Challenges:
A – Copy the passage of the forum post on building a two-story chicken tractor from "I'm looking in" up to and including "there at night.", reproducing it word for word.
B – Reproduce verbatim the lines of the listing from the line containing "faq-item[interactable]: 1. What" up to and including the line containing "faq-item[interactable]: 7. What", and give nothing beyond those lines.

Page excerpt:
Two story tractor question

Discussion in 'Coop & Run - Design, Construction, & Maintenance' started by Uzuri, Mar 26, 2009.

  1. Uzuri

    Uzuri Chillin' With My Peeps

    Mar 25, 2009
    So now I'm hooked on these forums, anyway. Here goes question number two [​IMG]

    I'm looking in to building a tractor similar to this one: http://home.centurytel.net/thecitychicken/tractor37.jpg (Parent site: http://home.centurytel.net/thecitychicken/tractors.html) with one MAJOR difference, in that the top will be enclosed with a floor rather than that open area (with a ramp and door for getting them down and up, of course) so that the chickens can be locked tightly in there at night.

Records for the task:
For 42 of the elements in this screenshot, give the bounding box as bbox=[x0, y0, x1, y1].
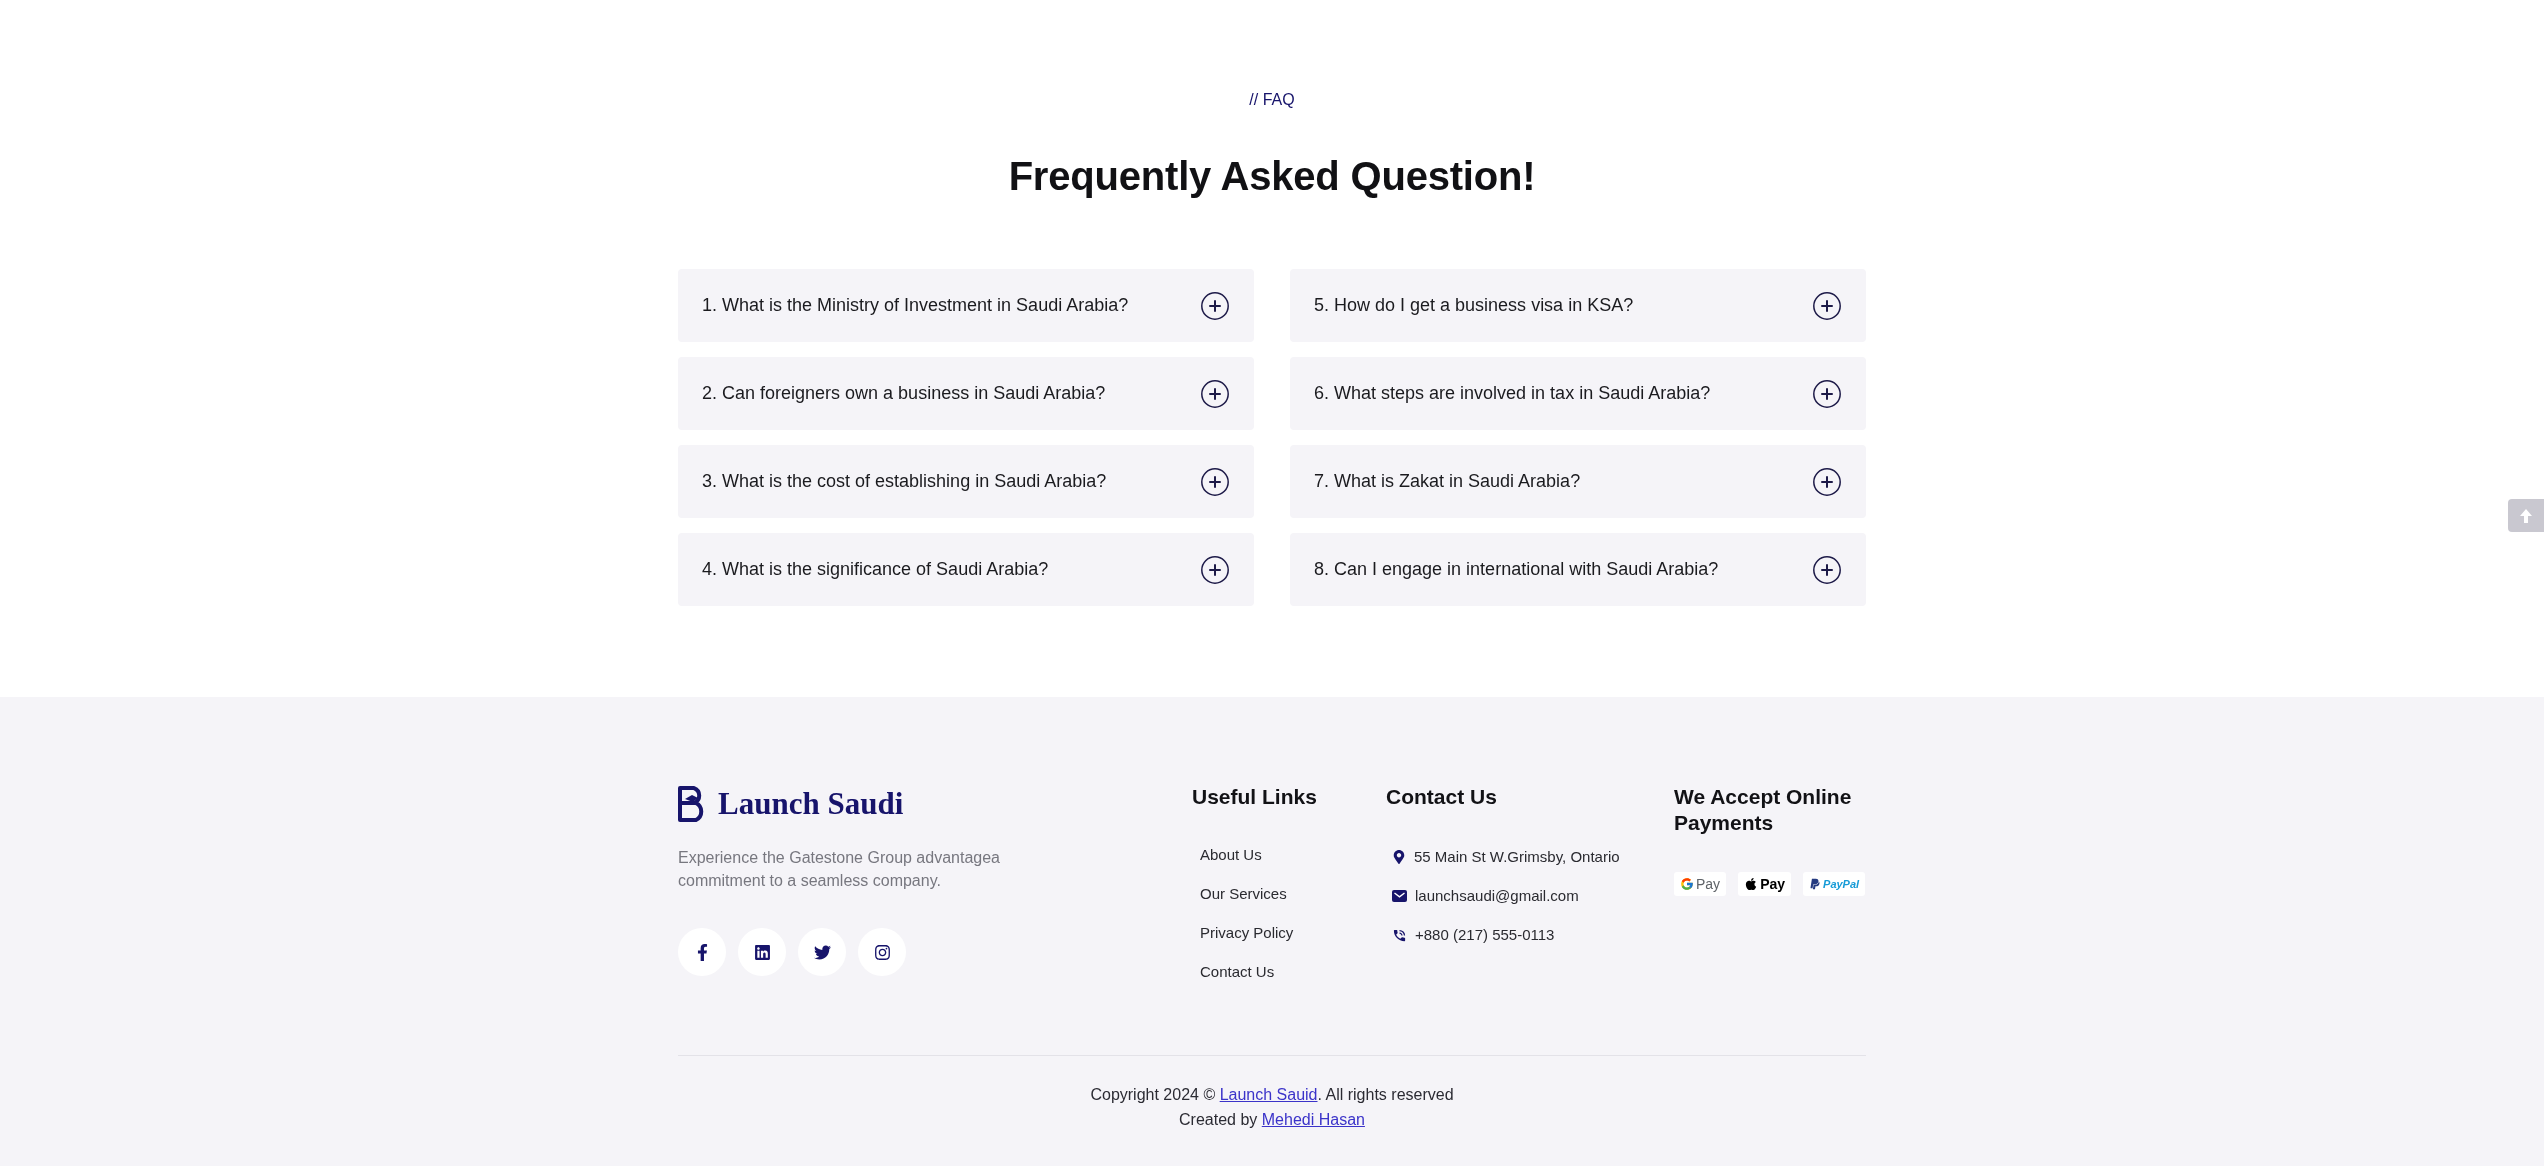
faq-item[interactable]: 1. What is the Ministry of Investment in Saudi Arabia? bbox=[678, 269, 1254, 342]
footer-link[interactable]: Privacy Policy bbox=[1200, 923, 1294, 943]
footer-link[interactable]: Contact Us bbox=[1200, 962, 1275, 982]
phone-text: +880 (217) 555-0113 bbox=[1415, 925, 1555, 945]
map-pin-icon bbox=[1392, 850, 1406, 864]
footer-link[interactable]: About Us bbox=[1200, 845, 1262, 865]
author-link[interactable]: Mehedi Hasan bbox=[1261, 1111, 1365, 1128]
credit-text: Created by Mehedi Hasan bbox=[1179, 1110, 1365, 1130]
payment-label: Pay bbox=[1696, 875, 1721, 894]
phone-icon bbox=[1392, 927, 1407, 943]
social-link[interactable] bbox=[798, 928, 846, 976]
faq-item[interactable]: 3. What is the cost of establishing in Saudi Arabia? bbox=[678, 445, 1254, 518]
copyright-text: Copyright 2024 © Launch Sauid. All rights reserved bbox=[1090, 1085, 1454, 1105]
up-arrow-icon bbox=[2519, 507, 2533, 524]
social-link[interactable] bbox=[858, 928, 906, 976]
p-letter-icon bbox=[1809, 878, 1822, 890]
address-text: 55 Main St W.Grimsby, Ontario bbox=[1414, 847, 1620, 867]
envelope-icon bbox=[1392, 890, 1407, 902]
section-label: // FAQ bbox=[1249, 90, 1295, 110]
faq-item[interactable]: 2. Can foreigners own a business in Saudi Arabia? bbox=[678, 357, 1254, 430]
camera-icon bbox=[873, 943, 891, 961]
brand-name: Launch Saudi bbox=[718, 786, 904, 822]
social-link[interactable] bbox=[738, 928, 786, 976]
column-heading: Useful Links bbox=[1192, 784, 1318, 810]
column-heading: We Accept Online Payments bbox=[1674, 784, 1853, 836]
social-link[interactable] bbox=[678, 928, 726, 976]
section-title: Frequently Asked Question! bbox=[1008, 153, 1536, 200]
faq-item[interactable]: 4. What is the significance of Saudi Arabia? bbox=[678, 533, 1254, 606]
payment-label: PayPal bbox=[1823, 877, 1860, 892]
faq-item[interactable]: 5. How do I get a business visa in KSA? bbox=[1290, 269, 1866, 342]
faq-item[interactable]: 7. What is Zakat in Saudi Arabia? bbox=[1290, 445, 1866, 518]
brand-description: Experience the Gatestone Group advantagea commitment to a seamless company. bbox=[678, 848, 1001, 891]
column-heading: Contact Us bbox=[1386, 784, 1498, 810]
faq-item[interactable]: 6. What steps are involved in tax in Saudi Arabia? bbox=[1290, 357, 1866, 430]
g-letter-icon bbox=[1680, 877, 1694, 891]
bird-icon bbox=[813, 943, 831, 961]
footer-link[interactable]: Our Services bbox=[1200, 884, 1287, 904]
email-text: launchsaudi@gmail.com bbox=[1415, 886, 1579, 906]
site-link[interactable]: Launch Sauid bbox=[1219, 1086, 1318, 1103]
apple-icon bbox=[1744, 877, 1759, 891]
faq-item[interactable]: 8. Can I engage in international with Saudi Arabia? bbox=[1290, 533, 1866, 606]
payment-label: Pay bbox=[1760, 875, 1786, 894]
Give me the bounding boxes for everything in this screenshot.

Worked answers:
A –
I'm looking in to building a tractor similar to this one: http://home.centurytel.net/thecitychicken/tractor37.jpg (Parent site: http://home.centurytel.net/thecitychicken/tractors.html) with one MAJOR difference, in that the top will be enclosed with a floor rather than that open area (with a ramp and door for getting them down and up, of course) so that the chickens can be locked tightly in there at night.

B –
faq-item[interactable]: 1. What is the Ministry of Investment in Saudi Arabia? bbox=[678, 269, 1254, 342]
footer-link[interactable]: Privacy Policy bbox=[1200, 923, 1294, 943]
footer-link[interactable]: Contact Us bbox=[1200, 962, 1275, 982]
phone-text: +880 (217) 555-0113 bbox=[1415, 925, 1555, 945]
map-pin-icon bbox=[1392, 850, 1406, 864]
footer-link[interactable]: About Us bbox=[1200, 845, 1262, 865]
author-link[interactable]: Mehedi Hasan bbox=[1261, 1111, 1365, 1128]
credit-text: Created by Mehedi Hasan bbox=[1179, 1110, 1365, 1130]
payment-label: Pay bbox=[1696, 875, 1721, 894]
phone-icon bbox=[1392, 927, 1407, 943]
social-link[interactable] bbox=[798, 928, 846, 976]
faq-item[interactable]: 3. What is the cost of establishing in Saudi Arabia? bbox=[678, 445, 1254, 518]
copyright-text: Copyright 2024 © Launch Sauid. All rights reserved bbox=[1090, 1085, 1454, 1105]
up-arrow-icon bbox=[2519, 507, 2533, 524]
social-link[interactable] bbox=[858, 928, 906, 976]
p-letter-icon bbox=[1809, 878, 1822, 890]
address-text: 55 Main St W.Grimsby, Ontario bbox=[1414, 847, 1620, 867]
envelope-icon bbox=[1392, 890, 1407, 902]
section-label: // FAQ bbox=[1249, 90, 1295, 110]
faq-item[interactable]: 2. Can foreigners own a business in Saudi Arabia? bbox=[678, 357, 1254, 430]
camera-icon bbox=[873, 943, 891, 961]
brand-name: Launch Saudi bbox=[718, 786, 904, 822]
social-link[interactable] bbox=[738, 928, 786, 976]
column-heading: Useful Links bbox=[1192, 784, 1318, 810]
column-heading: We Accept Online Payments bbox=[1674, 784, 1853, 836]
social-link[interactable] bbox=[678, 928, 726, 976]
section-title: Frequently Asked Question! bbox=[1008, 153, 1536, 200]
faq-item[interactable]: 4. What is the significance of Saudi Arabia? bbox=[678, 533, 1254, 606]
payment-label: PayPal bbox=[1823, 877, 1860, 892]
faq-item[interactable]: 5. How do I get a business visa in KSA? bbox=[1290, 269, 1866, 342]
faq-item[interactable]: 7. What is Zakat in Saudi Arabia? bbox=[1290, 445, 1866, 518]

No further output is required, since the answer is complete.